## Items stored from a collection
------------------------------------------------------------------------

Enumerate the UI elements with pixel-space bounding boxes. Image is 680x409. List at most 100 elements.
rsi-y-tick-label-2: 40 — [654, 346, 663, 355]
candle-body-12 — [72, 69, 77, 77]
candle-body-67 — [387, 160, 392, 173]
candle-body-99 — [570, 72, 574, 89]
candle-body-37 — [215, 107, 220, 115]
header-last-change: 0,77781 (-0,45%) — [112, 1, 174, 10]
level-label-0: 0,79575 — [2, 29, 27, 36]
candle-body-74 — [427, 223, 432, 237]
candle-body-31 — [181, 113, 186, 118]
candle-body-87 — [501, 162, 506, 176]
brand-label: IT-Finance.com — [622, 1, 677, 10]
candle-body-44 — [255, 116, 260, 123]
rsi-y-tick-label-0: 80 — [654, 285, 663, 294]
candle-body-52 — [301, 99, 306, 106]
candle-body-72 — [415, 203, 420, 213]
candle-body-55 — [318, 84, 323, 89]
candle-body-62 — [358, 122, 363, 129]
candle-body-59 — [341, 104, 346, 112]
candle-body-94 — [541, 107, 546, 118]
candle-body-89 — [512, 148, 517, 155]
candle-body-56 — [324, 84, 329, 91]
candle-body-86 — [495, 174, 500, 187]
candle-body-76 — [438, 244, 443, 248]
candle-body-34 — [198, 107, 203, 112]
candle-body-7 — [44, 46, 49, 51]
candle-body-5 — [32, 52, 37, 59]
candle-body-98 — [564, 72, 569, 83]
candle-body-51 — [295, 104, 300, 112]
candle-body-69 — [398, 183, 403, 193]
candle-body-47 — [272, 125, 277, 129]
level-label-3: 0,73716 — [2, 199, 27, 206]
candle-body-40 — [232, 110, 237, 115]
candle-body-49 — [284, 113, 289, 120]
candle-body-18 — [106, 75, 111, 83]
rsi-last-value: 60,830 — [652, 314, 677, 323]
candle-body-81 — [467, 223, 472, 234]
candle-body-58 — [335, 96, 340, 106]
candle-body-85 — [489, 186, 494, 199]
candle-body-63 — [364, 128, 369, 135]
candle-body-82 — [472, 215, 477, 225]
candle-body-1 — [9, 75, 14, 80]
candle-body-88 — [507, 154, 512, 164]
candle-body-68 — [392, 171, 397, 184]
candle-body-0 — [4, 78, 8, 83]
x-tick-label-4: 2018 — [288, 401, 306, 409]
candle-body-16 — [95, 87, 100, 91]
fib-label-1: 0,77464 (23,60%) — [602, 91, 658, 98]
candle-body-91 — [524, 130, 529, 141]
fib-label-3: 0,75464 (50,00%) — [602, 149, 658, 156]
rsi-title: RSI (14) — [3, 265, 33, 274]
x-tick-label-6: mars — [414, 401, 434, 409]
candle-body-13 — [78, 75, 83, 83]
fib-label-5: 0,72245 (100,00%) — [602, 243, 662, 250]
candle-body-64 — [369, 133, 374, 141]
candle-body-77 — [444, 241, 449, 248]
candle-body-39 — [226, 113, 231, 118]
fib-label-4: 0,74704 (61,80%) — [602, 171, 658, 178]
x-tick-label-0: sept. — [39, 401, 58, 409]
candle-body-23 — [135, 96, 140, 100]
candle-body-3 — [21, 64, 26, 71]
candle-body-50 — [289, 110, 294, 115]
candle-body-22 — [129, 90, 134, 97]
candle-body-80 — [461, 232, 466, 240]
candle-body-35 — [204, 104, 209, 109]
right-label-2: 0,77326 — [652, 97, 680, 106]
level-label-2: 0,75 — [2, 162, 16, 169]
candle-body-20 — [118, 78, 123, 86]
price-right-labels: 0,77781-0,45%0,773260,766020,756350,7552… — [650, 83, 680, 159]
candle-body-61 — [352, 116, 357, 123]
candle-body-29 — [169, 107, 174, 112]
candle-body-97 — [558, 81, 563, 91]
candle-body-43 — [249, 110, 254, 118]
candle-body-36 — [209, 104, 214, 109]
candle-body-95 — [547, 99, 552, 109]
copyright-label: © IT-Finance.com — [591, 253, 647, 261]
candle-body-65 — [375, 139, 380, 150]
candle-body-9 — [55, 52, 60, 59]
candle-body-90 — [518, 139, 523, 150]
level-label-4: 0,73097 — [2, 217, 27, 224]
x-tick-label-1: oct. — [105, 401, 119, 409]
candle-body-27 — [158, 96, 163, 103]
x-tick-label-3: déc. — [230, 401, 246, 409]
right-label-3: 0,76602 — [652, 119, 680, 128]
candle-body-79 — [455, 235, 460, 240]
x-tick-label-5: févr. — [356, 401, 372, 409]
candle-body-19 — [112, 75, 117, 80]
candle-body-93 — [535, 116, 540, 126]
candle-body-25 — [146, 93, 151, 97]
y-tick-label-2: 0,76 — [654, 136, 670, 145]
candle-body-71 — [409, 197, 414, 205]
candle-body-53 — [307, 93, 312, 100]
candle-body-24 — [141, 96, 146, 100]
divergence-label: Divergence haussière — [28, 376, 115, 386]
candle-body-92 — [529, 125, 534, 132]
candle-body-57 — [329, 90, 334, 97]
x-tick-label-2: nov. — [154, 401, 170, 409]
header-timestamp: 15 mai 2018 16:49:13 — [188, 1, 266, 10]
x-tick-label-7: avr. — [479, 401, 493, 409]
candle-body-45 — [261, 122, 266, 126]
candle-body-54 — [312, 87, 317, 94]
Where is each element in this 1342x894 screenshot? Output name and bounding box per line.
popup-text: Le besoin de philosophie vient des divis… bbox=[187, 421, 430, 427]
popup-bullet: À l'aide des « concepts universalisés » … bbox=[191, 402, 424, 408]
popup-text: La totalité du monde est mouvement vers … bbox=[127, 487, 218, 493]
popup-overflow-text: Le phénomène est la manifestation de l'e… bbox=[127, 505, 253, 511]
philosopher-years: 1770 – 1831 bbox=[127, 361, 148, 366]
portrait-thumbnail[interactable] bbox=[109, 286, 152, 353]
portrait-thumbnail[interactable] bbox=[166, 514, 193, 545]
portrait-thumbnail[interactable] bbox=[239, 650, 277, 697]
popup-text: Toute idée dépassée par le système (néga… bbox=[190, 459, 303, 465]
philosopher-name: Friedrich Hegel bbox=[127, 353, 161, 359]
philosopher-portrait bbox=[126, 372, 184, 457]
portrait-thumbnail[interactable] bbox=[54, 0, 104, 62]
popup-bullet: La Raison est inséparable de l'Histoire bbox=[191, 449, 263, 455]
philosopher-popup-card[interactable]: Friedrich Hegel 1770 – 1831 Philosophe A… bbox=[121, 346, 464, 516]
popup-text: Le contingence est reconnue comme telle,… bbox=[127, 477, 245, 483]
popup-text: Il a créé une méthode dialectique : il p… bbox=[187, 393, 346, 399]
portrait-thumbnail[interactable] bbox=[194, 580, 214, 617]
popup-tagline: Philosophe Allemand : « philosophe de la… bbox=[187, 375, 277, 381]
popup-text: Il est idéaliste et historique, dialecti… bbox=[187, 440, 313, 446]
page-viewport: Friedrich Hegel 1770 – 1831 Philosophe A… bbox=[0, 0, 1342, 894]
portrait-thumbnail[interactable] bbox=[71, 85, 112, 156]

------------------------------------------------------------------------

## Directive
Reproduce the entire listing above word for word, keeping every line as it is.

## Correct output
Enumerate the UI elements with pixel-space bounding boxes. Image is 680x409. List at most 100 elements.
rsi-y-tick-label-2: 40 — [654, 346, 663, 355]
candle-body-12 — [72, 69, 77, 77]
candle-body-67 — [387, 160, 392, 173]
candle-body-99 — [570, 72, 574, 89]
candle-body-37 — [215, 107, 220, 115]
header-last-change: 0,77781 (-0,45%) — [112, 1, 174, 10]
level-label-0: 0,79575 — [2, 29, 27, 36]
candle-body-74 — [427, 223, 432, 237]
candle-body-31 — [181, 113, 186, 118]
candle-body-87 — [501, 162, 506, 176]
brand-label: IT-Finance.com — [622, 1, 677, 10]
candle-body-44 — [255, 116, 260, 123]
rsi-y-tick-label-0: 80 — [654, 285, 663, 294]
candle-body-52 — [301, 99, 306, 106]
candle-body-72 — [415, 203, 420, 213]
candle-body-55 — [318, 84, 323, 89]
candle-body-62 — [358, 122, 363, 129]
candle-body-59 — [341, 104, 346, 112]
candle-body-94 — [541, 107, 546, 118]
candle-body-89 — [512, 148, 517, 155]
candle-body-56 — [324, 84, 329, 91]
candle-body-86 — [495, 174, 500, 187]
candle-body-76 — [438, 244, 443, 248]
candle-body-34 — [198, 107, 203, 112]
candle-body-7 — [44, 46, 49, 51]
candle-body-5 — [32, 52, 37, 59]
candle-body-98 — [564, 72, 569, 83]
candle-body-51 — [295, 104, 300, 112]
candle-body-69 — [398, 183, 403, 193]
candle-body-47 — [272, 125, 277, 129]
level-label-3: 0,73716 — [2, 199, 27, 206]
candle-body-40 — [232, 110, 237, 115]
candle-body-49 — [284, 113, 289, 120]
candle-body-18 — [106, 75, 111, 83]
rsi-last-value: 60,830 — [652, 314, 677, 323]
candle-body-81 — [467, 223, 472, 234]
candle-body-58 — [335, 96, 340, 106]
candle-body-85 — [489, 186, 494, 199]
candle-body-63 — [364, 128, 369, 135]
candle-body-82 — [472, 215, 477, 225]
candle-body-1 — [9, 75, 14, 80]
candle-body-88 — [507, 154, 512, 164]
candle-body-68 — [392, 171, 397, 184]
candle-body-0 — [4, 78, 8, 83]
x-tick-label-4: 2018 — [288, 401, 306, 409]
candle-body-16 — [95, 87, 100, 91]
fib-label-1: 0,77464 (23,60%) — [602, 91, 658, 98]
candle-body-91 — [524, 130, 529, 141]
fib-label-3: 0,75464 (50,00%) — [602, 149, 658, 156]
rsi-title: RSI (14) — [3, 265, 33, 274]
x-tick-label-6: mars — [414, 401, 434, 409]
candle-body-13 — [78, 75, 83, 83]
fib-label-5: 0,72245 (100,00%) — [602, 243, 662, 250]
candle-body-64 — [369, 133, 374, 141]
candle-body-77 — [444, 241, 449, 248]
candle-body-39 — [226, 113, 231, 118]
fib-label-4: 0,74704 (61,80%) — [602, 171, 658, 178]
x-tick-label-0: sept. — [39, 401, 58, 409]
candle-body-23 — [135, 96, 140, 100]
candle-body-3 — [21, 64, 26, 71]
candle-body-50 — [289, 110, 294, 115]
candle-body-22 — [129, 90, 134, 97]
candle-body-80 — [461, 232, 466, 240]
candle-body-35 — [204, 104, 209, 109]
right-label-2: 0,77326 — [652, 97, 680, 106]
level-label-2: 0,75 — [2, 162, 16, 169]
candle-body-20 — [118, 78, 123, 86]
price-right-labels: 0,77781-0,45%0,773260,766020,756350,7552… — [650, 83, 680, 159]
candle-body-61 — [352, 116, 357, 123]
candle-body-29 — [169, 107, 174, 112]
candle-body-97 — [558, 81, 563, 91]
candle-body-43 — [249, 110, 254, 118]
candle-body-36 — [209, 104, 214, 109]
candle-body-95 — [547, 99, 552, 109]
copyright-label: © IT-Finance.com — [591, 253, 647, 261]
candle-body-65 — [375, 139, 380, 150]
candle-body-9 — [55, 52, 60, 59]
candle-body-90 — [518, 139, 523, 150]
level-label-4: 0,73097 — [2, 217, 27, 224]
x-tick-label-1: oct. — [105, 401, 119, 409]
candle-body-27 — [158, 96, 163, 103]
x-tick-label-3: déc. — [230, 401, 246, 409]
right-label-3: 0,76602 — [652, 119, 680, 128]
candle-body-79 — [455, 235, 460, 240]
x-tick-label-5: févr. — [356, 401, 372, 409]
candle-body-19 — [112, 75, 117, 80]
candle-body-93 — [535, 116, 540, 126]
candle-body-25 — [146, 93, 151, 97]
y-tick-label-2: 0,76 — [654, 136, 670, 145]
candle-body-71 — [409, 197, 414, 205]
candle-body-53 — [307, 93, 312, 100]
candle-body-24 — [141, 96, 146, 100]
divergence-label: Divergence haussière — [28, 376, 115, 386]
candle-body-92 — [529, 125, 534, 132]
candle-body-57 — [329, 90, 334, 97]
x-tick-label-2: nov. — [154, 401, 170, 409]
header-timestamp: 15 mai 2018 16:49:13 — [188, 1, 266, 10]
x-tick-label-7: avr. — [479, 401, 493, 409]
candle-body-45 — [261, 122, 266, 126]
candle-body-54 — [312, 87, 317, 94]
Where is each element in this 1342x894 screenshot? Output name and bounding box per line.
popup-text: Le besoin de philosophie vient des divis… bbox=[187, 421, 430, 427]
popup-bullet: À l'aide des « concepts universalisés » … bbox=[191, 402, 424, 408]
popup-text: La totalité du monde est mouvement vers … bbox=[127, 487, 218, 493]
popup-overflow-text: Le phénomène est la manifestation de l'e… bbox=[127, 505, 253, 511]
philosopher-years: 1770 – 1831 bbox=[127, 361, 148, 366]
portrait-thumbnail[interactable] bbox=[109, 286, 152, 353]
portrait-thumbnail[interactable] bbox=[166, 514, 193, 545]
portrait-thumbnail[interactable] bbox=[239, 650, 277, 697]
popup-text: Toute idée dépassée par le système (néga… bbox=[190, 459, 303, 465]
philosopher-name: Friedrich Hegel bbox=[127, 353, 161, 359]
philosopher-portrait bbox=[126, 372, 184, 457]
portrait-thumbnail[interactable] bbox=[54, 0, 104, 62]
popup-bullet: La Raison est inséparable de l'Histoire bbox=[191, 449, 263, 455]
philosopher-popup-card[interactable]: Friedrich Hegel 1770 – 1831 Philosophe A… bbox=[121, 346, 464, 516]
popup-text: Le contingence est reconnue comme telle,… bbox=[127, 477, 245, 483]
popup-text: Il a créé une méthode dialectique : il p… bbox=[187, 393, 346, 399]
portrait-thumbnail[interactable] bbox=[194, 580, 214, 617]
popup-tagline: Philosophe Allemand : « philosophe de la… bbox=[187, 375, 277, 381]
popup-text: Il est idéaliste et historique, dialecti… bbox=[187, 440, 313, 446]
page-viewport: Friedrich Hegel 1770 – 1831 Philosophe A… bbox=[0, 0, 1342, 894]
portrait-thumbnail[interactable] bbox=[71, 85, 112, 156]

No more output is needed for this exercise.